Extracted records:
* START *

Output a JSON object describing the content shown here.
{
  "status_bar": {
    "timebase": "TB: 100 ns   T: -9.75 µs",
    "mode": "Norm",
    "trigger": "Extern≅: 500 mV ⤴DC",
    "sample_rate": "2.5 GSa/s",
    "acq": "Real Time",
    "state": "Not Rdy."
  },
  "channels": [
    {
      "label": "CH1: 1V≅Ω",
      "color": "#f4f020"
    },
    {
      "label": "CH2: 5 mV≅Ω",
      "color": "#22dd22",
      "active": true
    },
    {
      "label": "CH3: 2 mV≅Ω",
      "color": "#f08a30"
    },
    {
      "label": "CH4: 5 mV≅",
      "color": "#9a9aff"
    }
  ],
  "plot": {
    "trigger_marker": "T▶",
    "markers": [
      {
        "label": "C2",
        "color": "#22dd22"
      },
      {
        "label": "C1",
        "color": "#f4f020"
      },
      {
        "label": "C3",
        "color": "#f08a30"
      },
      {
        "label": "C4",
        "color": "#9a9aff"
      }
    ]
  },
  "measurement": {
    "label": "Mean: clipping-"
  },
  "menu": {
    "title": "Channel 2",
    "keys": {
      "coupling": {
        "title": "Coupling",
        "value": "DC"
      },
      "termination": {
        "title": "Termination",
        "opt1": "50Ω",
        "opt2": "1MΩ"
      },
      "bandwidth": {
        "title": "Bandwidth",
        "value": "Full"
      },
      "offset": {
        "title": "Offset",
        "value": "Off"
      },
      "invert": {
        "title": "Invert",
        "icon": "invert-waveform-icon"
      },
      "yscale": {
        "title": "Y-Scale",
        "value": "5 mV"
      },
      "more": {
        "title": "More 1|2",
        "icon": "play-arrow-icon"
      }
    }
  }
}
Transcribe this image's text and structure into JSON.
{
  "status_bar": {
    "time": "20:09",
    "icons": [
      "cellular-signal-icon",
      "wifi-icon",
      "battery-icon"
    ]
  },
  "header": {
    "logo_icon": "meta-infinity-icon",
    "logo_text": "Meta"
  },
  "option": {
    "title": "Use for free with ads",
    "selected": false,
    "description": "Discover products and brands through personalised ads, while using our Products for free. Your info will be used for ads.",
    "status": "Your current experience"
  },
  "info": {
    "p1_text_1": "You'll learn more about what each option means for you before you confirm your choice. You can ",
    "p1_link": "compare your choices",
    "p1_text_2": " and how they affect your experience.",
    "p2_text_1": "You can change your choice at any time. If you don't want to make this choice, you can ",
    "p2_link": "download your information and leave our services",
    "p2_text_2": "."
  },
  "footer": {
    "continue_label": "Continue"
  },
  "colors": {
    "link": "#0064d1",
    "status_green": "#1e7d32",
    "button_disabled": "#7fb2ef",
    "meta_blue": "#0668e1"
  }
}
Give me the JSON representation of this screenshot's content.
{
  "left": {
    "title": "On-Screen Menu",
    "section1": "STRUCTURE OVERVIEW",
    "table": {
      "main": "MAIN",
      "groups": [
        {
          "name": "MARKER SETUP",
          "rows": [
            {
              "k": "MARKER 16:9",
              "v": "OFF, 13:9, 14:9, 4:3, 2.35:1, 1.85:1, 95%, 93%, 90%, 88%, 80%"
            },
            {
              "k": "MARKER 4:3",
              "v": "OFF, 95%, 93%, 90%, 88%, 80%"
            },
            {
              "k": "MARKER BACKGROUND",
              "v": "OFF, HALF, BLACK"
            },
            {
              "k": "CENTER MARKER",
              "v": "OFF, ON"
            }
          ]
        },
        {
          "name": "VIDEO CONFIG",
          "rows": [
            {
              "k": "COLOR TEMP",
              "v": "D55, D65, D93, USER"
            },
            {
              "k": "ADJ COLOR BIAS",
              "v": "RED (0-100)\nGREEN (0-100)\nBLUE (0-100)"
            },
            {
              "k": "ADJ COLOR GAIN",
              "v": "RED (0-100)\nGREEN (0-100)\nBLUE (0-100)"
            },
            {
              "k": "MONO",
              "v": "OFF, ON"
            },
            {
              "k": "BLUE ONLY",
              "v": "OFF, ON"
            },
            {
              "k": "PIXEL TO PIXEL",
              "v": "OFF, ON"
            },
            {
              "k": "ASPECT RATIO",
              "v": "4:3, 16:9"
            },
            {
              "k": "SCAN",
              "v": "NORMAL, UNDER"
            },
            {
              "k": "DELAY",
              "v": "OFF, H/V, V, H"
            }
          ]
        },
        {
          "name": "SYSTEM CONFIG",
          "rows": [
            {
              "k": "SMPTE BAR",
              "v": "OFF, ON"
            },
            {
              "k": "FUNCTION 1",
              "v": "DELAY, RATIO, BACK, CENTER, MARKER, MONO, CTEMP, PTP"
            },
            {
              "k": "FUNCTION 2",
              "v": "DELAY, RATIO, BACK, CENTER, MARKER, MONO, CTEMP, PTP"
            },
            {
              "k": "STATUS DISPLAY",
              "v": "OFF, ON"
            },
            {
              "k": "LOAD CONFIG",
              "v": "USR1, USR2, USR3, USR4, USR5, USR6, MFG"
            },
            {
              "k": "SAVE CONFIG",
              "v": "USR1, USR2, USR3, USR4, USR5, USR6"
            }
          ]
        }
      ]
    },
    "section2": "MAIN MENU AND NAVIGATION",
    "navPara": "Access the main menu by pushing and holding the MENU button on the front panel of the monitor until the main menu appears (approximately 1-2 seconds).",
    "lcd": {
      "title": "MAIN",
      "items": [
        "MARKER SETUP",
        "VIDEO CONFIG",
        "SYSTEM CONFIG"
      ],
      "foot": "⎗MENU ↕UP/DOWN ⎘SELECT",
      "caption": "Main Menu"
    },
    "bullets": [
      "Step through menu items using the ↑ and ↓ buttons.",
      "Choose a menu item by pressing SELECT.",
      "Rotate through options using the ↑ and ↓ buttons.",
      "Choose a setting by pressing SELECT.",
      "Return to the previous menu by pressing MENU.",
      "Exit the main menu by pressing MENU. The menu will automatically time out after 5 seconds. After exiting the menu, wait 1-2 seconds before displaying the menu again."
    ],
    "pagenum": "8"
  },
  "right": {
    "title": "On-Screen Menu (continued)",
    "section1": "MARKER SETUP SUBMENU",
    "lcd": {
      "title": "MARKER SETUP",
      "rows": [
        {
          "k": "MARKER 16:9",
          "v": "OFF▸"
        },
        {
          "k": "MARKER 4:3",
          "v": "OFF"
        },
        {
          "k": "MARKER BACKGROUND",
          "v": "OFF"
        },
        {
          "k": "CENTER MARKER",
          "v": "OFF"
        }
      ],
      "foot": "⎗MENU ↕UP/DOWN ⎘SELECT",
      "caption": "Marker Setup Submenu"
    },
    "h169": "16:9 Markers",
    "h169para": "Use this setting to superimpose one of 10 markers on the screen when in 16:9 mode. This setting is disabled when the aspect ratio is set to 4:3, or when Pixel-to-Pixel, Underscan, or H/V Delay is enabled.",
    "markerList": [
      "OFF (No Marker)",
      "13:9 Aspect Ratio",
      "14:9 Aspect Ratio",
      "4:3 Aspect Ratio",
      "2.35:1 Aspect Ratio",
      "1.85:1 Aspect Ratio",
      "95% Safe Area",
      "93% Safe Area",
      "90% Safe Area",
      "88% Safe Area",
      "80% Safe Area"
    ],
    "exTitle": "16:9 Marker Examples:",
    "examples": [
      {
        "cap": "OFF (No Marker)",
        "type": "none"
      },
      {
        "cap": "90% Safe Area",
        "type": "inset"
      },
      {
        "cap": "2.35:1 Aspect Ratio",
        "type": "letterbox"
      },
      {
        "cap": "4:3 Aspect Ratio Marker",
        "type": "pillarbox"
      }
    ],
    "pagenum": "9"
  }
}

* END *

(What the task requires): Restate each entry exactly, skipping none.

(Answer to the exercise):
Output a JSON object describing the content shown here.
{
  "status_bar": {
    "timebase": "TB: 100 ns   T: -9.75 µs",
    "mode": "Norm",
    "trigger": "Extern≅: 500 mV ⤴DC",
    "sample_rate": "2.5 GSa/s",
    "acq": "Real Time",
    "state": "Not Rdy."
  },
  "channels": [
    {
      "label": "CH1: 1V≅Ω",
      "color": "#f4f020"
    },
    {
      "label": "CH2: 5 mV≅Ω",
      "color": "#22dd22",
      "active": true
    },
    {
      "label": "CH3: 2 mV≅Ω",
      "color": "#f08a30"
    },
    {
      "label": "CH4: 5 mV≅",
      "color": "#9a9aff"
    }
  ],
  "plot": {
    "trigger_marker": "T▶",
    "markers": [
      {
        "label": "C2",
        "color": "#22dd22"
      },
      {
        "label": "C1",
        "color": "#f4f020"
      },
      {
        "label": "C3",
        "color": "#f08a30"
      },
      {
        "label": "C4",
        "color": "#9a9aff"
      }
    ]
  },
  "measurement": {
    "label": "Mean: clipping-"
  },
  "menu": {
    "title": "Channel 2",
    "keys": {
      "coupling": {
        "title": "Coupling",
        "value": "DC"
      },
      "termination": {
        "title": "Termination",
        "opt1": "50Ω",
        "opt2": "1MΩ"
      },
      "bandwidth": {
        "title": "Bandwidth",
        "value": "Full"
      },
      "offset": {
        "title": "Offset",
        "value": "Off"
      },
      "invert": {
        "title": "Invert",
        "icon": "invert-waveform-icon"
      },
      "yscale": {
        "title": "Y-Scale",
        "value": "5 mV"
      },
      "more": {
        "title": "More 1|2",
        "icon": "play-arrow-icon"
      }
    }
  }
}
Transcribe this image's text and structure into JSON.
{
  "status_bar": {
    "time": "20:09",
    "icons": [
      "cellular-signal-icon",
      "wifi-icon",
      "battery-icon"
    ]
  },
  "header": {
    "logo_icon": "meta-infinity-icon",
    "logo_text": "Meta"
  },
  "option": {
    "title": "Use for free with ads",
    "selected": false,
    "description": "Discover products and brands through personalised ads, while using our Products for free. Your info will be used for ads.",
    "status": "Your current experience"
  },
  "info": {
    "p1_text_1": "You'll learn more about what each option means for you before you confirm your choice. You can ",
    "p1_link": "compare your choices",
    "p1_text_2": " and how they affect your experience.",
    "p2_text_1": "You can change your choice at any time. If you don't want to make this choice, you can ",
    "p2_link": "download your information and leave our services",
    "p2_text_2": "."
  },
  "footer": {
    "continue_label": "Continue"
  },
  "colors": {
    "link": "#0064d1",
    "status_green": "#1e7d32",
    "button_disabled": "#7fb2ef",
    "meta_blue": "#0668e1"
  }
}
Give me the JSON representation of this screenshot's content.
{
  "left": {
    "title": "On-Screen Menu",
    "section1": "STRUCTURE OVERVIEW",
    "table": {
      "main": "MAIN",
      "groups": [
        {
          "name": "MARKER SETUP",
          "rows": [
            {
              "k": "MARKER 16:9",
              "v": "OFF, 13:9, 14:9, 4:3, 2.35:1, 1.85:1, 95%, 93%, 90%, 88%, 80%"
            },
            {
              "k": "MARKER 4:3",
              "v": "OFF, 95%, 93%, 90%, 88%, 80%"
            },
            {
              "k": "MARKER BACKGROUND",
              "v": "OFF, HALF, BLACK"
            },
            {
              "k": "CENTER MARKER",
              "v": "OFF, ON"
            }
          ]
        },
        {
          "name": "VIDEO CONFIG",
          "rows": [
            {
              "k": "COLOR TEMP",
              "v": "D55, D65, D93, USER"
            },
            {
              "k": "ADJ COLOR BIAS",
              "v": "RED (0-100)\nGREEN (0-100)\nBLUE (0-100)"
            },
            {
              "k": "ADJ COLOR GAIN",
              "v": "RED (0-100)\nGREEN (0-100)\nBLUE (0-100)"
            },
            {
              "k": "MONO",
              "v": "OFF, ON"
            },
            {
              "k": "BLUE ONLY",
              "v": "OFF, ON"
            },
            {
              "k": "PIXEL TO PIXEL",
              "v": "OFF, ON"
            },
            {
              "k": "ASPECT RATIO",
              "v": "4:3, 16:9"
            },
            {
              "k": "SCAN",
              "v": "NORMAL, UNDER"
            },
            {
              "k": "DELAY",
              "v": "OFF, H/V, V, H"
            }
          ]
        },
        {
          "name": "SYSTEM CONFIG",
          "rows": [
            {
              "k": "SMPTE BAR",
              "v": "OFF, ON"
            },
            {
              "k": "FUNCTION 1",
              "v": "DELAY, RATIO, BACK, CENTER, MARKER, MONO, CTEMP, PTP"
            },
            {
              "k": "FUNCTION 2",
              "v": "DELAY, RATIO, BACK, CENTER, MARKER, MONO, CTEMP, PTP"
            },
            {
              "k": "STATUS DISPLAY",
              "v": "OFF, ON"
            },
            {
              "k": "LOAD CONFIG",
              "v": "USR1, USR2, USR3, USR4, USR5, USR6, MFG"
            },
            {
              "k": "SAVE CONFIG",
              "v": "USR1, USR2, USR3, USR4, USR5, USR6"
            }
          ]
        }
      ]
    },
    "section2": "MAIN MENU AND NAVIGATION",
    "navPara": "Access the main menu by pushing and holding the MENU button on the front panel of the monitor until the main menu appears (approximately 1-2 seconds).",
    "lcd": {
      "title": "MAIN",
      "items": [
        "MARKER SETUP",
        "VIDEO CONFIG",
        "SYSTEM CONFIG"
      ],
      "foot": "⎗MENU ↕UP/DOWN ⎘SELECT",
      "caption": "Main Menu"
    },
    "bullets": [
      "Step through menu items using the ↑ and ↓ buttons.",
      "Choose a menu item by pressing SELECT.",
      "Rotate through options using the ↑ and ↓ buttons.",
      "Choose a setting by pressing SELECT.",
      "Return to the previous menu by pressing MENU.",
      "Exit the main menu by pressing MENU. The menu will automatically time out after 5 seconds. After exiting the menu, wait 1-2 seconds before displaying the menu again."
    ],
    "pagenum": "8"
  },
  "right": {
    "title": "On-Screen Menu (continued)",
    "section1": "MARKER SETUP SUBMENU",
    "lcd": {
      "title": "MARKER SETUP",
      "rows": [
        {
          "k": "MARKER 16:9",
          "v": "OFF▸"
        },
        {
          "k": "MARKER 4:3",
          "v": "OFF"
        },
        {
          "k": "MARKER BACKGROUND",
          "v": "OFF"
        },
        {
          "k": "CENTER MARKER",
          "v": "OFF"
        }
      ],
      "foot": "⎗MENU ↕UP/DOWN ⎘SELECT",
      "caption": "Marker Setup Submenu"
    },
    "h169": "16:9 Markers",
    "h169para": "Use this setting to superimpose one of 10 markers on the screen when in 16:9 mode. This setting is disabled when the aspect ratio is set to 4:3, or when Pixel-to-Pixel, Underscan, or H/V Delay is enabled.",
    "markerList": [
      "OFF (No Marker)",
      "13:9 Aspect Ratio",
      "14:9 Aspect Ratio",
      "4:3 Aspect Ratio",
      "2.35:1 Aspect Ratio",
      "1.85:1 Aspect Ratio",
      "95% Safe Area",
      "93% Safe Area",
      "90% Safe Area",
      "88% Safe Area",
      "80% Safe Area"
    ],
    "exTitle": "16:9 Marker Examples:",
    "examples": [
      {
        "cap": "OFF (No Marker)",
        "type": "none"
      },
      {
        "cap": "90% Safe Area",
        "type": "inset"
      },
      {
        "cap": "2.35:1 Aspect Ratio",
        "type": "letterbox"
      },
      {
        "cap": "4:3 Aspect Ratio Marker",
        "type": "pillarbox"
      }
    ],
    "pagenum": "9"
  }
}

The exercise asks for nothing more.